STATED TASK 1: Restate word for word the passage of the TikZ node distance thread starting at "As I don't understand" and ending at "distance is know.".

====== TEXT BLOCK

How to measure accurately the distance between TikZ nodes centers when using relative placement?

Question

I want to measure accurately the distance between TikZ nodes centers when using relative placement. My answer is around 1.55 cm but this is ballpark.

Below is my code:

\documentclass{standalone}
\usepackage{tikz}
\usetikzlibrary {positioning}
\begin{document}
\begin{tikzpicture}
[place/.style={circle,draw=blue!50,fill=blue!20,thick,
inner sep=0pt,minimum size=6mm},
transition/.style={rectangle,draw=black!50,fill=black!20,thick,
inner sep=0pt,minimum size=4mm}]
\node[place] (centeral node) {};
\node[transition] (right node) [right=of centeral node] {};
\draw [|-|] (centeral node.center) -- ++(1.55,0);
\end{tikzpicture}
\end{document}

Answer 1

As I don't understand the question I decided to write two answers.

If questions is how to exactly place a node at a certain distance of another node, it's easy to do it if you know the angle from initial node or it's possible to decompose the distance in its horizontal+vertical movement.

As an example, in following code, right node.center is placed at exactly 1.55cm from centeral node.center. There is no need to measure the distance between them.

Also another place.center is placed at an exact distance of right node.center but following an 60 degrees angle. Again the distance is know.

============

STATED TASK 2: Quote the rows starting at the line that contains "398, 470, 416]" and ending at the line that contains "y-axis-ticks: 0.0% 0.5%", both lines included.

====== GIVEN DATA

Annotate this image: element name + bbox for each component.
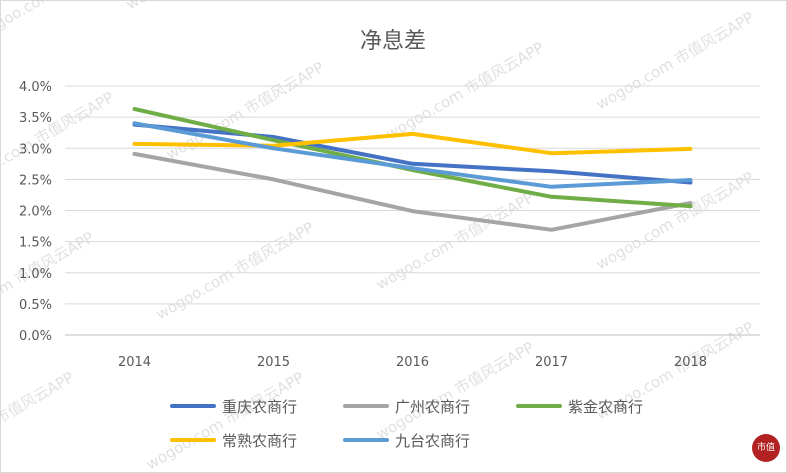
legend-label: 广州农商行	[395, 398, 470, 416]
watermark-text: wogoo.com 市值风云APP	[593, 8, 757, 113]
x-tick-label: 2014	[118, 355, 151, 370]
watermark-text: wogoo.com 市值风云APP	[143, 368, 307, 473]
legend-label: 常熟农商行	[222, 432, 297, 450]
y-tick-label: 1.5%	[19, 236, 52, 251]
watermark-text: wogoo.com 市值风云APP	[0, 368, 77, 473]
watermark-text: wogoo.com 市值风云APP	[383, 38, 547, 143]
series-line	[132, 121, 693, 189]
x-tick-label: 2017	[535, 355, 568, 370]
y-tick-label: 0.0%	[19, 329, 52, 344]
y-axis-ticks: 0.0% 0.5% 1.0% 1.5% 2.0% 2.5% 3.0% 3.5% 4.0%	[19, 80, 52, 344]
watermark-text: wogoo.com 市值风云APP	[123, 0, 287, 13]
x-axis-ticks: 2014 2015 2016 2017 2018	[118, 355, 707, 370]
x-tick-label: 2016	[396, 355, 429, 370]
y-tick-label: 0.5%	[19, 298, 52, 313]
y-tick-label: 2.5%	[19, 173, 52, 188]
legend-label: 紫金农商行	[568, 398, 643, 416]
y-tick-label: 1.0%	[19, 267, 52, 282]
y-tick-label: 4.0%	[19, 80, 52, 95]
series-line	[132, 131, 693, 156]
legend-label: 九台农商行	[395, 432, 470, 450]
y-tick-label: 2.0%	[19, 205, 52, 220]
chart-title: 净息差	[360, 29, 426, 54]
watermark-layer: wogoo.com 市值风云APP wogoo.com 市值风云APP wogoo.…	[0, 0, 757, 473]
legend-label: 重庆农商行	[222, 398, 297, 416]
x-tick-label: 2015	[257, 355, 290, 370]
series-line	[132, 151, 693, 232]
y-tick-label: 3.5%	[19, 111, 52, 126]
watermark-text: wogoo.com 市值风云APP	[373, 188, 537, 293]
watermark-logo: 市值	[752, 434, 780, 462]
watermark-text: wogoo.com 市值风云APP	[153, 218, 317, 323]
gridlines	[65, 85, 760, 336]
watermark-text: wogoo.com 市值风云APP	[0, 88, 117, 193]
x-tick-label: 2018	[674, 355, 707, 370]
watermark-text: wogoo.com 市值风云APP	[0, 0, 137, 43]
y-tick-label: 3.0%	[19, 142, 52, 157]
series-lines	[132, 107, 693, 232]
series-line	[132, 122, 693, 185]
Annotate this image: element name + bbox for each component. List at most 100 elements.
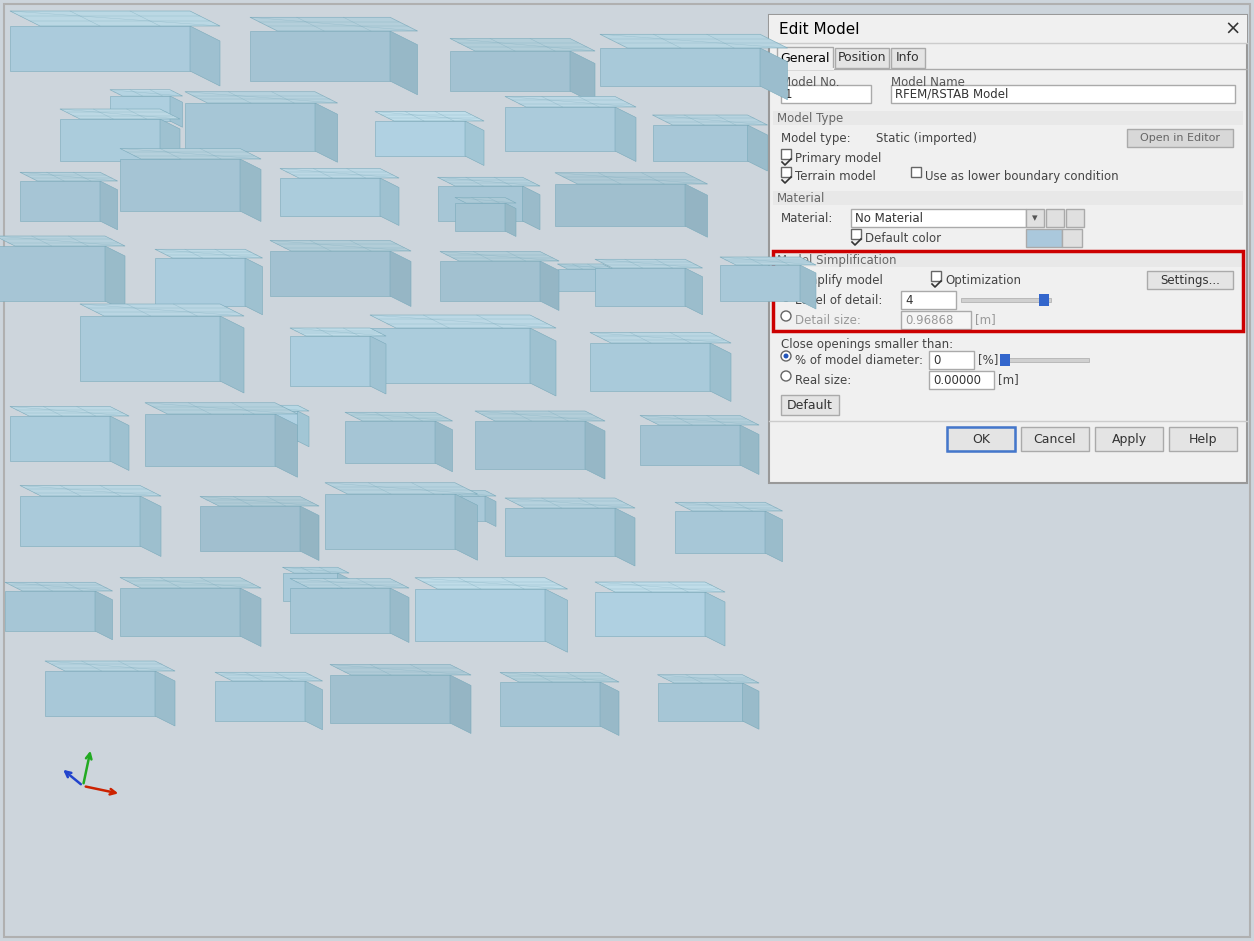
Polygon shape [297, 411, 308, 447]
Polygon shape [45, 661, 176, 671]
Polygon shape [594, 260, 702, 268]
Polygon shape [155, 249, 262, 258]
Text: Primary model: Primary model [795, 152, 882, 165]
Polygon shape [720, 257, 816, 265]
Polygon shape [330, 675, 450, 723]
Text: 4: 4 [905, 294, 913, 307]
Polygon shape [594, 268, 685, 306]
Bar [781, 271, 791, 281]
Bar [851, 209, 1026, 227]
Text: [m]: [m] [998, 374, 1018, 387]
Text: 0.00000: 0.00000 [933, 374, 981, 387]
Polygon shape [760, 48, 788, 100]
Polygon shape [5, 582, 113, 591]
Polygon shape [20, 486, 161, 496]
Bar [1169, 427, 1236, 451]
Polygon shape [214, 672, 322, 681]
Polygon shape [440, 261, 540, 301]
Text: Material: Material [777, 192, 825, 204]
Polygon shape [599, 48, 760, 86]
Text: General: General [780, 52, 830, 65]
Polygon shape [450, 39, 594, 51]
Polygon shape [455, 494, 478, 560]
Circle shape [781, 371, 791, 381]
Bar [930, 271, 940, 281]
Polygon shape [245, 258, 262, 314]
Polygon shape [370, 315, 556, 328]
Polygon shape [290, 336, 370, 386]
Polygon shape [60, 109, 181, 119]
Polygon shape [545, 589, 568, 652]
Polygon shape [370, 336, 386, 394]
Polygon shape [505, 203, 515, 236]
Polygon shape [375, 121, 465, 156]
Polygon shape [594, 592, 705, 636]
Polygon shape [740, 425, 759, 474]
Text: Cancel: Cancel [1033, 433, 1076, 445]
Polygon shape [300, 506, 319, 561]
Text: Edit Model: Edit Model [779, 22, 859, 37]
Polygon shape [390, 588, 409, 643]
Polygon shape [214, 681, 305, 721]
Text: Model Type: Model Type [777, 111, 843, 124]
Bar [1147, 271, 1233, 289]
Bar [1046, 209, 1063, 227]
Polygon shape [485, 496, 497, 527]
Bar [892, 85, 1235, 103]
Bar [1062, 229, 1082, 247]
Bar [892, 48, 925, 68]
Text: Real size:: Real size: [795, 374, 851, 387]
Text: RFEM/RSTAB Model: RFEM/RSTAB Model [895, 88, 1008, 101]
Bar [1066, 209, 1083, 227]
Polygon shape [505, 498, 635, 508]
Polygon shape [685, 184, 707, 237]
Polygon shape [742, 683, 759, 729]
Bar [947, 427, 1014, 451]
Bar [961, 298, 1051, 302]
Polygon shape [747, 125, 767, 171]
Polygon shape [675, 511, 765, 553]
Polygon shape [250, 17, 418, 31]
Polygon shape [10, 11, 219, 26]
Polygon shape [337, 573, 349, 607]
Polygon shape [290, 579, 409, 588]
Polygon shape [500, 682, 599, 726]
Polygon shape [290, 588, 390, 633]
Bar [910, 167, 920, 177]
Polygon shape [10, 26, 191, 71]
Polygon shape [380, 178, 399, 226]
Polygon shape [375, 111, 484, 121]
Polygon shape [219, 316, 245, 393]
Circle shape [781, 291, 791, 301]
Polygon shape [602, 269, 612, 296]
Text: Default color: Default color [865, 231, 940, 245]
Circle shape [784, 294, 789, 298]
Polygon shape [120, 159, 240, 211]
Polygon shape [765, 511, 782, 562]
Polygon shape [45, 671, 155, 716]
Polygon shape [589, 343, 710, 391]
Polygon shape [450, 675, 472, 733]
Polygon shape [440, 251, 559, 261]
Polygon shape [390, 31, 418, 95]
Polygon shape [171, 96, 183, 127]
Polygon shape [280, 168, 399, 178]
Bar [999, 354, 1009, 366]
Polygon shape [282, 567, 349, 573]
Text: 1: 1 [785, 88, 793, 101]
Text: Settings...: Settings... [1160, 274, 1220, 286]
Polygon shape [5, 591, 95, 631]
Text: Level of detail:: Level of detail: [795, 294, 883, 307]
Polygon shape [435, 490, 497, 496]
Text: Terrain model: Terrain model [795, 169, 875, 183]
Text: Model type:: Model type: [781, 132, 850, 145]
Bar [1021, 427, 1088, 451]
Text: Open in Editor: Open in Editor [1140, 133, 1220, 143]
Polygon shape [199, 497, 319, 506]
Bar [902, 311, 971, 329]
Polygon shape [305, 681, 322, 730]
Polygon shape [800, 265, 816, 309]
Polygon shape [657, 675, 759, 683]
Bar [1038, 294, 1048, 306]
Text: Model No.: Model No. [781, 75, 839, 88]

============

WRITTEN REPLY 1:
As I don't understand the question I decided to write two answers.

If questions is how to exactly place a node at a certain distance of another node, it's easy to do it if you know the angle from initial node or it's possible to decompose the distance in its horizontal+vertical movement.

As an example, in following code, right node.center is placed at exactly 1.55cm from centeral node.center. There is no need to measure the distance between them.

Also another place.center is placed at an exact distance of right node.center but following an 60 degrees angle. Again the distance is know.

WRITTEN REPLY 2:
legend-label: 广州农商行	[395, 398, 470, 416]
watermark-text: wogoo.com 市值风云APP	[593, 8, 757, 113]
x-tick-label: 2014	[118, 355, 151, 370]
watermark-text: wogoo.com 市值风云APP	[143, 368, 307, 473]
legend-label: 常熟农商行	[222, 432, 297, 450]
y-tick-label: 1.5%	[19, 236, 52, 251]
watermark-text: wogoo.com 市值风云APP	[0, 368, 77, 473]
watermark-text: wogoo.com 市值风云APP	[383, 38, 547, 143]
series-line	[132, 121, 693, 189]
x-tick-label: 2017	[535, 355, 568, 370]
y-tick-label: 0.0%	[19, 329, 52, 344]
y-axis-ticks: 0.0% 0.5% 1.0% 1.5% 2.0% 2.5% 3.0% 3.5% 4.0%	[19, 80, 52, 344]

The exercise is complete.